- _DATASET EXTRACT_
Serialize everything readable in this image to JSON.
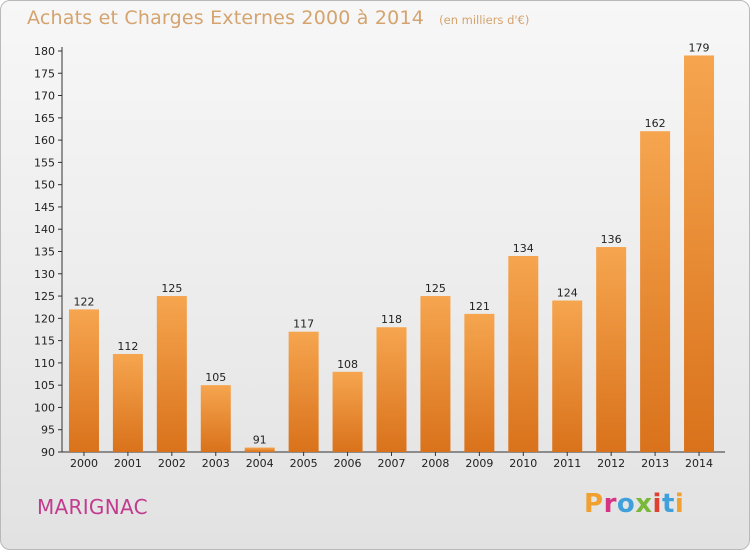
{
  "header": {
    "title": "Achats et Charges Externes 2000 à 2014",
    "subtitle": "(en milliers d'€)"
  },
  "footer": {
    "commune": "MARIGNAC",
    "logo_text": "Proxiti"
  },
  "colors": {
    "bar_top": "#f6a54f",
    "bar_bottom": "#d9721b",
    "title": "#d4a36e",
    "commune": "#c23b8e",
    "logo_letters": [
      "#f0a030",
      "#d63384",
      "#3fa0dc",
      "#7ab83a",
      "#e0402f",
      "#3fa0dc",
      "#f0a030"
    ]
  },
  "chart_data": {
    "type": "bar",
    "categories": [
      "2000",
      "2001",
      "2002",
      "2003",
      "2004",
      "2005",
      "2006",
      "2007",
      "2008",
      "2009",
      "2010",
      "2011",
      "2012",
      "2013",
      "2014"
    ],
    "values": [
      122,
      112,
      125,
      105,
      91,
      117,
      108,
      118,
      125,
      121,
      134,
      124,
      136,
      162,
      179
    ],
    "title": "Achats et Charges Externes 2000 à 2014",
    "subtitle": "(en milliers d'€)",
    "xlabel": "",
    "ylabel": "",
    "ylim": [
      90,
      180
    ],
    "yticks": [
      90,
      95,
      100,
      105,
      110,
      115,
      120,
      125,
      130,
      135,
      140,
      145,
      150,
      155,
      160,
      165,
      170,
      175,
      180
    ],
    "grid": false,
    "legend": "none"
  }
}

- _GIVEN PROBLEM_
Your task is to return the entries above exactly, with no pictures.

- _CORRECT OUTPUT_
Serialize everything readable in this image to JSON.
{
  "header": {
    "title": "Achats et Charges Externes 2000 à 2014",
    "subtitle": "(en milliers d'€)"
  },
  "footer": {
    "commune": "MARIGNAC",
    "logo_text": "Proxiti"
  },
  "colors": {
    "bar_top": "#f6a54f",
    "bar_bottom": "#d9721b",
    "title": "#d4a36e",
    "commune": "#c23b8e",
    "logo_letters": [
      "#f0a030",
      "#d63384",
      "#3fa0dc",
      "#7ab83a",
      "#e0402f",
      "#3fa0dc",
      "#f0a030"
    ]
  },
  "chart_data": {
    "type": "bar",
    "categories": [
      "2000",
      "2001",
      "2002",
      "2003",
      "2004",
      "2005",
      "2006",
      "2007",
      "2008",
      "2009",
      "2010",
      "2011",
      "2012",
      "2013",
      "2014"
    ],
    "values": [
      122,
      112,
      125,
      105,
      91,
      117,
      108,
      118,
      125,
      121,
      134,
      124,
      136,
      162,
      179
    ],
    "title": "Achats et Charges Externes 2000 à 2014",
    "subtitle": "(en milliers d'€)",
    "xlabel": "",
    "ylabel": "",
    "ylim": [
      90,
      180
    ],
    "yticks": [
      90,
      95,
      100,
      105,
      110,
      115,
      120,
      125,
      130,
      135,
      140,
      145,
      150,
      155,
      160,
      165,
      170,
      175,
      180
    ],
    "grid": false,
    "legend": "none"
  }
}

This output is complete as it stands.